* [Set exercise]
Without the pictures, set down the records below word for word.
──────
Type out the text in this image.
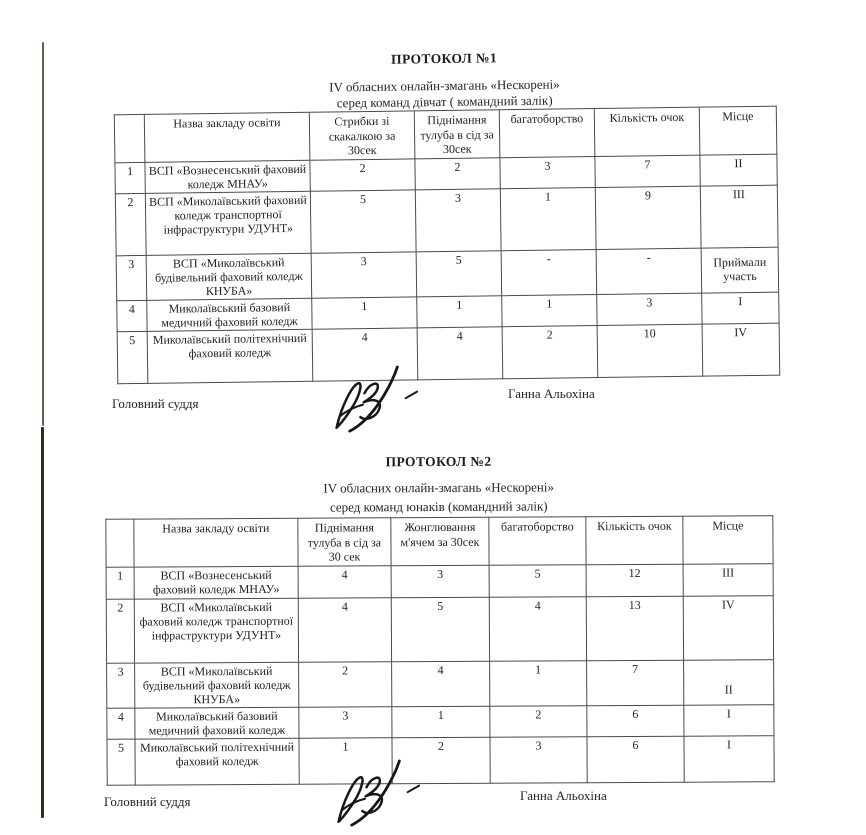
ПРОТОКОЛ №1

IV обласних онлайн-змагань «Нескорені»

серед команд дівчат ( командний залік)

	Назва закладу освіти	Стрибки зі скакалкою за 30сек	Піднімання тулуба в сід за 30сек	багатоборство	Кількість очок	Місце
1	ВСП «Вознесенський фаховий коледж МНАУ»	2	2	3	7	II
2	ВСП «Миколаївський фаховий коледж транспортної інфраструктури УДУНТ»	5	3	1	9	III
3	ВСП «Миколаївський будівельний фаховий коледж КНУБА»	3	5	-	-	Приймали участь
4	Миколаївський базовий медичний фаховий коледж	1	1	1	3	I
5	Миколаївський політехнічний фаховий коледж	4	4	2	10	IV
Головний суддя
Ганна Альохіна
ПРОТОКОЛ №2

IV обласних онлайн-змагань «Нескорені»

серед команд юнаків (командний залік)

	Назва закладу освіти	Піднімання тулуба в сід за 30 сек	Жонглювання м'ячем за 30сек	багатоборство	Кількість очок	Місце
1	ВСП «Вознесенський фаховий коледж МНАУ»	4	3	5	12	III
2	ВСП «Миколаївський фаховий коледж транспортної інфраструктури УДУНТ»	4	5	4	13	IV
3	ВСП «Миколаївський будівельний фаховий коледж КНУБА»	2	4	1	7	II
4	Миколаївський базовий медичний фаховий коледж	3	1	2	6	I
5	Миколаївський політехнічний фаховий коледж	1	2	3	6	I
Головний суддя	Ганна Альохіна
──────
* [Result of this exercise]
Type out the text in this image.
ПРОТОКОЛ №1

IV обласних онлайн-змагань «Нескорені»

серед команд дівчат ( командний залік)

	Назва закладу освіти	Стрибки зі скакалкою за 30сек	Піднімання тулуба в сід за 30сек	багатоборство	Кількість очок	Місце
1	ВСП «Вознесенський фаховий коледж МНАУ»	2	2	3	7	II
2	ВСП «Миколаївський фаховий коледж транспортної інфраструктури УДУНТ»	5	3	1	9	III
3	ВСП «Миколаївський будівельний фаховий коледж КНУБА»	3	5	-	-	Приймали участь
4	Миколаївський базовий медичний фаховий коледж	1	1	1	3	I
5	Миколаївський політехнічний фаховий коледж	4	4	2	10	IV
Головний суддя
Ганна Альохіна
ПРОТОКОЛ №2

IV обласних онлайн-змагань «Нескорені»

серед команд юнаків (командний залік)

	Назва закладу освіти	Піднімання тулуба в сід за 30 сек	Жонглювання м'ячем за 30сек	багатоборство	Кількість очок	Місце
1	ВСП «Вознесенський фаховий коледж МНАУ»	4	3	5	12	III
2	ВСП «Миколаївський фаховий коледж транспортної інфраструктури УДУНТ»	4	5	4	13	IV
3	ВСП «Миколаївський будівельний фаховий коледж КНУБА»	2	4	1	7	II
4	Миколаївський базовий медичний фаховий коледж	3	1	2	6	I
5	Миколаївський політехнічний фаховий коледж	1	2	3	6	I
Головний суддя	Ганна Альохіна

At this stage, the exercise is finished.